**Aim**. Lift every line from the entries that includes the word "xuất".

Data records
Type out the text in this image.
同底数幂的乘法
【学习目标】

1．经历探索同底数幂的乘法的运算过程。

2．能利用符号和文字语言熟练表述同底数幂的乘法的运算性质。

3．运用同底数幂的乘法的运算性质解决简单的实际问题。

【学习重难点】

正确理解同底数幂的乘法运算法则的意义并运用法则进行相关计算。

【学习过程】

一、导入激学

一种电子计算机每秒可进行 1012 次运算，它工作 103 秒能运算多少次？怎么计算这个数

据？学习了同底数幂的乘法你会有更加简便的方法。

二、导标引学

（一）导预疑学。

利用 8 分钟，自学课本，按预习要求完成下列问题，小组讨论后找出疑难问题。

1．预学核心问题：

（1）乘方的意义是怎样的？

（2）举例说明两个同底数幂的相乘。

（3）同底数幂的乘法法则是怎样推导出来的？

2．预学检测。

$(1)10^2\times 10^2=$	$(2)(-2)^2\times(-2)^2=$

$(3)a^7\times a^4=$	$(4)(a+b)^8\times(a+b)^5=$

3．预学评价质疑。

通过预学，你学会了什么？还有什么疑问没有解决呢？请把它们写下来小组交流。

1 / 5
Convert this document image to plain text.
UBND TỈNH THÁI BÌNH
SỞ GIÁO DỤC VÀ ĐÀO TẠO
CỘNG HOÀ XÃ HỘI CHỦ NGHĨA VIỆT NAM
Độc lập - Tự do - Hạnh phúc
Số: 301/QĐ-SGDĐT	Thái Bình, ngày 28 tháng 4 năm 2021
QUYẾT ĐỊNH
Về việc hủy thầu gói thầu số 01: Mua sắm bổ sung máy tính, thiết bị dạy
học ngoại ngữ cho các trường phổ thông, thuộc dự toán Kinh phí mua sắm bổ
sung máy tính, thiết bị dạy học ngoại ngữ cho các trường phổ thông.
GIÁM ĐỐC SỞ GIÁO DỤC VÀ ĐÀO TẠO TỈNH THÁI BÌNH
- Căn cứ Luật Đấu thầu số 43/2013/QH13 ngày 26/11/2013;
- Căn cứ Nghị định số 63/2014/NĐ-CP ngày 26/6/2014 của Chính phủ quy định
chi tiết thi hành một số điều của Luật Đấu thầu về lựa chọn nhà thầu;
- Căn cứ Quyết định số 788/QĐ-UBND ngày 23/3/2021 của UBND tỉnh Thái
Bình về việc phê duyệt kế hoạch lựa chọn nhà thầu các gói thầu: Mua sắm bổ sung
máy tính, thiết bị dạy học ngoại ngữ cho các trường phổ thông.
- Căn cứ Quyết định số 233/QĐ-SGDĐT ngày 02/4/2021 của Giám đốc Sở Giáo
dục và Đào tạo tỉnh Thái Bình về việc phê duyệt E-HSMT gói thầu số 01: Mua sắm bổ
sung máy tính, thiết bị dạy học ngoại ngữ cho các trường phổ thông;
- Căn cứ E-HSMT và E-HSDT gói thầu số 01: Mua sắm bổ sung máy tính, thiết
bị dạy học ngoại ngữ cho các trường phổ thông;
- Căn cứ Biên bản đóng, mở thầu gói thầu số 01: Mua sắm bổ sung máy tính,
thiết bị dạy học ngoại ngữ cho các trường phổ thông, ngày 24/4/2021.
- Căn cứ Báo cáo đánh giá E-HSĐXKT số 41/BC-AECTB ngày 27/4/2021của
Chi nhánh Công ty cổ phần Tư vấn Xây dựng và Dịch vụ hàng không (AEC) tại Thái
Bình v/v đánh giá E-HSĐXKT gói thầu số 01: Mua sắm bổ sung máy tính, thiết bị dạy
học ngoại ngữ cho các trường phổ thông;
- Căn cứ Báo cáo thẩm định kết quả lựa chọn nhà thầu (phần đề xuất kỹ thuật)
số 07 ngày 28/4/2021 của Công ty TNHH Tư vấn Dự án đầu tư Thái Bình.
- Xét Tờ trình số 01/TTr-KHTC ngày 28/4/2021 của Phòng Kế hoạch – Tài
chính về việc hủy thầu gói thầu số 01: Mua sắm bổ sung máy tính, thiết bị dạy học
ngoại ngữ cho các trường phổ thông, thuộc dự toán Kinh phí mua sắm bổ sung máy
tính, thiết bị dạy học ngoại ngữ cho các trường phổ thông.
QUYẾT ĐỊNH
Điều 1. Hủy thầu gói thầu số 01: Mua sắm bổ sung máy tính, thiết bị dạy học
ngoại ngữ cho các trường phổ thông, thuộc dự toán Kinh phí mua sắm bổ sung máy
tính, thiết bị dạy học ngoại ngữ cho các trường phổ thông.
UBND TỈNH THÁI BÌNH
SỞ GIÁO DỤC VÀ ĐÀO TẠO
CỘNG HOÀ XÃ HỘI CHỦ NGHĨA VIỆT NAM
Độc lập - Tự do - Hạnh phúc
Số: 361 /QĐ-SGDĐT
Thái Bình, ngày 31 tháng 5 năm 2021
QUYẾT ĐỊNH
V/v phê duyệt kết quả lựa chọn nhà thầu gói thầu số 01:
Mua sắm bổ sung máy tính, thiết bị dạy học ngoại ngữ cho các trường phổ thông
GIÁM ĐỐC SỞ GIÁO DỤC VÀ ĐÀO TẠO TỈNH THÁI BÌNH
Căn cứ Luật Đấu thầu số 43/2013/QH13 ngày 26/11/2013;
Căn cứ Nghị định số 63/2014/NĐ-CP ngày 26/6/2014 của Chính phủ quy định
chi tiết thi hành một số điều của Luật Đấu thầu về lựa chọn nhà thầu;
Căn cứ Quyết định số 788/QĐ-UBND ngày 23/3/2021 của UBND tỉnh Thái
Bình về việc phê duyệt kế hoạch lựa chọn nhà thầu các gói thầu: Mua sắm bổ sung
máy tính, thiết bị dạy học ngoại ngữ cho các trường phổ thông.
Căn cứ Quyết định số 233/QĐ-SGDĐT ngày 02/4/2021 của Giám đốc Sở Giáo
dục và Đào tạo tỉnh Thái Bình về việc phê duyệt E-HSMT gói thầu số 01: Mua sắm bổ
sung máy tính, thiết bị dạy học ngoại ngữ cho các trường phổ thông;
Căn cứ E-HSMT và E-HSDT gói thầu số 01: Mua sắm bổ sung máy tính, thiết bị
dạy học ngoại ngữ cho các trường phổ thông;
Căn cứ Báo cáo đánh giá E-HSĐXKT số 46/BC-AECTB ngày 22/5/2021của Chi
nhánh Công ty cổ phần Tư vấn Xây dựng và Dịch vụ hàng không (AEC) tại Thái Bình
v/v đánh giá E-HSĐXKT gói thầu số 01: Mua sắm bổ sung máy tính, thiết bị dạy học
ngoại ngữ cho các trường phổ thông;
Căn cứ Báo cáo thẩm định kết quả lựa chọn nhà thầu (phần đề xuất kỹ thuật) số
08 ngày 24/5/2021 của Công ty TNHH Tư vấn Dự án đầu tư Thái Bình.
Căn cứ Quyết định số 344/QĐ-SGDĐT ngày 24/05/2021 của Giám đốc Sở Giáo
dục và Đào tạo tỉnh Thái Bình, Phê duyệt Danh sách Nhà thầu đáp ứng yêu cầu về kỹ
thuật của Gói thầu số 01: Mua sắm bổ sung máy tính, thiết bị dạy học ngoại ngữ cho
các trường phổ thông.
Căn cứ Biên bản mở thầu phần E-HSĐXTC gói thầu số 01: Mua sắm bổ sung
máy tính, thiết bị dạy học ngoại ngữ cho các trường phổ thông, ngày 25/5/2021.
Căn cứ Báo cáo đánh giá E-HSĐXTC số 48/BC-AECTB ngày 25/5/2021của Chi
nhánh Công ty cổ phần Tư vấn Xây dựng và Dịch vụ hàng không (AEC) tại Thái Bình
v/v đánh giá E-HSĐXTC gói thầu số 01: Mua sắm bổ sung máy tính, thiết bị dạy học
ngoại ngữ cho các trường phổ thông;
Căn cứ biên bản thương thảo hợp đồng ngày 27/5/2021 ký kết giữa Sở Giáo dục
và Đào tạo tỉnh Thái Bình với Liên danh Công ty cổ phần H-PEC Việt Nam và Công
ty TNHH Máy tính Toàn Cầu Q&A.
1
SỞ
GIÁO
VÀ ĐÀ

**Solved exercise**.
- Căn cứ Báo cáo thẩm định kết quả lựa chọn nhà thầu (phần đề xuất kỹ thuật)
Căn cứ Báo cáo thẩm định kết quả lựa chọn nhà thầu (phần đề xuất kỹ thuật) số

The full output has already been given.